### Testo dell'esercizio
------------------------

Il mondo del web si è a lungo mobilitato contro la Direttiva europea IPRED2 invitando tutti coloro cui stanno a cuore le libertà digitali a fare il possibile contro tale emendamento.
Purtroppo il Parlamento Europeo ha ormai da tempo votato a favore della direttiva riguardante misure penali finalizzate ad assicurare il rispetto dei diritti di proprietà intellettuale “obbligando” gli Stati membri dell'Unione ad adeguarsi alla nuova normativa comunitaria.
Con lo scopo dichiarato di combattere la contraffazione e la violazione del diritto d'autore, la IPRED2 impone sanzioni penali durissime in tutta Europa contro la condivisione via rete informatica di file musicali e film, non operando alcuna distinzione tra la contraffazione a scopo commerciale e la semplice condivisione di contenuti culturali per godimento personale.
Aiutare, favorire o incoraggiare la violazione di copyright su "scala commerciale" nell'Unione Europea è un crimine e si impone a tutti gli Stati dell'Unione di affiancare all'attività investigativa delle autorità statali i consulenti delle case discografiche, che si aggiungono così alle autorità di polizia giudiziaria nelle indagini relative a contraffazione e pirateria formando "team comuni di indagine".

------------------------

### Dati forniti
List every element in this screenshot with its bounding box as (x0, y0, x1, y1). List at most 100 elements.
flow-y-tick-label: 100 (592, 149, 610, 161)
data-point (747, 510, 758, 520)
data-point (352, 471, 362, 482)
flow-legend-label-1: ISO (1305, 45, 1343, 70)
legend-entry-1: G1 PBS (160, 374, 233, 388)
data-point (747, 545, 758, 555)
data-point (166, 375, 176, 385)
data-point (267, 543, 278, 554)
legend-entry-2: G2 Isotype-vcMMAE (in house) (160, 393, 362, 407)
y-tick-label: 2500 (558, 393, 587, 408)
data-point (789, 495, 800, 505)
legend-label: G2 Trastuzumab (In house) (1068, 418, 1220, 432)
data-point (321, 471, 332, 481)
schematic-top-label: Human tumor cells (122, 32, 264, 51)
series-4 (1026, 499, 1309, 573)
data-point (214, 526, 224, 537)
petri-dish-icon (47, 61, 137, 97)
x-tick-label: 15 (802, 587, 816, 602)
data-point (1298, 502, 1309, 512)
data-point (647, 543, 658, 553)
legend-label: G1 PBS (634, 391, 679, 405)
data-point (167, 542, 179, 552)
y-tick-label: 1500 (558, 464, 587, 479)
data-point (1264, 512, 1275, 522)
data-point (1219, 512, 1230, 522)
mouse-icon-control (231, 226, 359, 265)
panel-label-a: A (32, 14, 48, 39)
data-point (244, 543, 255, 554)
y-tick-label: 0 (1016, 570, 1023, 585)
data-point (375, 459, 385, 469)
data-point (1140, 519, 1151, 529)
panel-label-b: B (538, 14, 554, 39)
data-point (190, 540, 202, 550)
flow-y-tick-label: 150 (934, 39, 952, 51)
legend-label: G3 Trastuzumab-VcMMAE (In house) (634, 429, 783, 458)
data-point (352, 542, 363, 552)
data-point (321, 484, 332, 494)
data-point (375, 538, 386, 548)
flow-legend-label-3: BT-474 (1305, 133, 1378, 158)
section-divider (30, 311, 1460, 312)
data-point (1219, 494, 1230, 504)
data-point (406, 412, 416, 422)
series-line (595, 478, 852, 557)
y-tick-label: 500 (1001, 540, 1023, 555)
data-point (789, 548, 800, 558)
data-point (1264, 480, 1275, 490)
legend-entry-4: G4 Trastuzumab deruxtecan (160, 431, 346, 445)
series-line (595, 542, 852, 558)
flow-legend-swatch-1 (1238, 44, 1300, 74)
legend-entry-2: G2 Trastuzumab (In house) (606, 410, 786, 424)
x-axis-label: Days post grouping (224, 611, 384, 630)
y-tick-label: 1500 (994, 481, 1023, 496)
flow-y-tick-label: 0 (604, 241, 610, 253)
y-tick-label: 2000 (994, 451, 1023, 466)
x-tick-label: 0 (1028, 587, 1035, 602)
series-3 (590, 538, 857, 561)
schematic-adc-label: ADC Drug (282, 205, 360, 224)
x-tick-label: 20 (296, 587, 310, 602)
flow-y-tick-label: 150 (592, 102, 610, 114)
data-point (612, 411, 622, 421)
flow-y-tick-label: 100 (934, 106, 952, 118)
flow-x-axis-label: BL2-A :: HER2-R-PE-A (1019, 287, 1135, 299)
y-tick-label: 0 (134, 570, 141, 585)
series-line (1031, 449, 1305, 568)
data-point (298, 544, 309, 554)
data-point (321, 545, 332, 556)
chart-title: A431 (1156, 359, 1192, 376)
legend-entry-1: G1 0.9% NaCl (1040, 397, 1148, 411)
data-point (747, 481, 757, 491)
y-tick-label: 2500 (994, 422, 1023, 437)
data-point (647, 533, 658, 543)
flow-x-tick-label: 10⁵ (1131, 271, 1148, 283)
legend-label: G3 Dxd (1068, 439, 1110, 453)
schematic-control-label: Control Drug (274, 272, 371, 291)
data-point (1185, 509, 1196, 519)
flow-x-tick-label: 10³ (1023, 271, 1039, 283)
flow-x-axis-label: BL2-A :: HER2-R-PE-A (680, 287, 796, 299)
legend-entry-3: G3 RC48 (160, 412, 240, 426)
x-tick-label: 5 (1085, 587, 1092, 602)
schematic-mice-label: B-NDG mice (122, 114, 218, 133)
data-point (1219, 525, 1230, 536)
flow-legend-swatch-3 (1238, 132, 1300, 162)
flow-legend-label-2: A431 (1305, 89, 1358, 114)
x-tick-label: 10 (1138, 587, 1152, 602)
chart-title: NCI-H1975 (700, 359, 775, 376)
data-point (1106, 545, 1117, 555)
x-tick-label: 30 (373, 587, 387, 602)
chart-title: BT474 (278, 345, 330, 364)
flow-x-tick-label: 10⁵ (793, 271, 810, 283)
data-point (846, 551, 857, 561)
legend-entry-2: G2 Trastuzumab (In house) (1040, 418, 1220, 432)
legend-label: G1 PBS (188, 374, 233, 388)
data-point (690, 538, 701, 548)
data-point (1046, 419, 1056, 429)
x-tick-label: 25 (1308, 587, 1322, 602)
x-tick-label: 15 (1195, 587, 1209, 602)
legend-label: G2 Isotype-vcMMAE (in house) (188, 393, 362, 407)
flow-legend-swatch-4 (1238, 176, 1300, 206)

------------------------

### Applica quanto letto
1. Rispondi alle domande seguenti in base al testo sulla direttiva IPRED2.
(a) A favore di quale direttiva ha votato il Parlamento Europeo?
(b) Tra quali due attività la IPRED2 non opera alcuna distinzione?
(c) Chi si aggiunge alle autorità di polizia giudiziaria nelle indagini su contraffazione e pirateria?
2. Le affermazioni seguenti concordano con il testo sulla direttiva IPRED2? Rispondi sì o no e cita le parole decisive.
(a) La IPRED2 distingue tra contraffazione commerciale e condivisione per uso personale.
(b) Il Parlamento Europeo ha votato contro la direttiva.
(c) I consulenti delle case discografiche partecipano alle indagini insieme alla polizia giudiziaria.
3. Ricopia dal testo sulla direttiva IPRED2 il tratto che va da "Il mondo del" fino a "contro tale emendamento.".

### Soluzioni
1.
(a) La direttiva riguardante misure penali finalizzate ad assicurare il rispetto dei diritti di proprietà intellettuale.
(b) Tra la contraffazione a scopo commerciale e la semplice condivisione di contenuti culturali per godimento personale.
(c) I consulenti delle case discografiche.

2.
(a) No: "non operando alcuna distinzione tra la contraffazione a scopo commerciale e la semplice condivisione di contenuti culturali per godimento personale".
(b) No: "il Parlamento Europeo ha ormai da tempo votato a favore della direttiva".
(c) Sì: "si aggiungono così alle autorità di polizia giudiziaria nelle indagini relative a contraffazione e pirateria".

3.
Il mondo del web si è a lungo mobilitato contro la Direttiva europea IPRED2 invitando tutti coloro cui stanno a cuore le libertà digitali a fare il possibile contro tale emendamento.